-- Start --

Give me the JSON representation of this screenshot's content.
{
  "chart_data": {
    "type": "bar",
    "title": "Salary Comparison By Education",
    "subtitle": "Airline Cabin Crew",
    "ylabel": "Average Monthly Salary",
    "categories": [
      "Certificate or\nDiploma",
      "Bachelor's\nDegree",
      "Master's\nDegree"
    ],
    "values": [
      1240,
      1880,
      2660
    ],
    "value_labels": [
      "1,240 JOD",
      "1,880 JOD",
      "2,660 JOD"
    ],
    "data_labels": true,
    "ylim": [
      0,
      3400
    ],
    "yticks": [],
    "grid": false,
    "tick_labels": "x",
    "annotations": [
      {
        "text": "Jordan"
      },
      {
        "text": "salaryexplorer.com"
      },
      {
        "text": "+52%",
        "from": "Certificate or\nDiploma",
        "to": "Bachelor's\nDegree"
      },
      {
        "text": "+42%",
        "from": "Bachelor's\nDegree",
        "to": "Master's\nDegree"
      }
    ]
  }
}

-- End --

Copy down every line of the material above that includes the string "nDegree".

      "Bachelor's\nDegree",
      "Master's\nDegree"
        "to": "Bachelor's\nDegree"
        "from": "Bachelor's\nDegree",
        "to": "Master's\nDegree"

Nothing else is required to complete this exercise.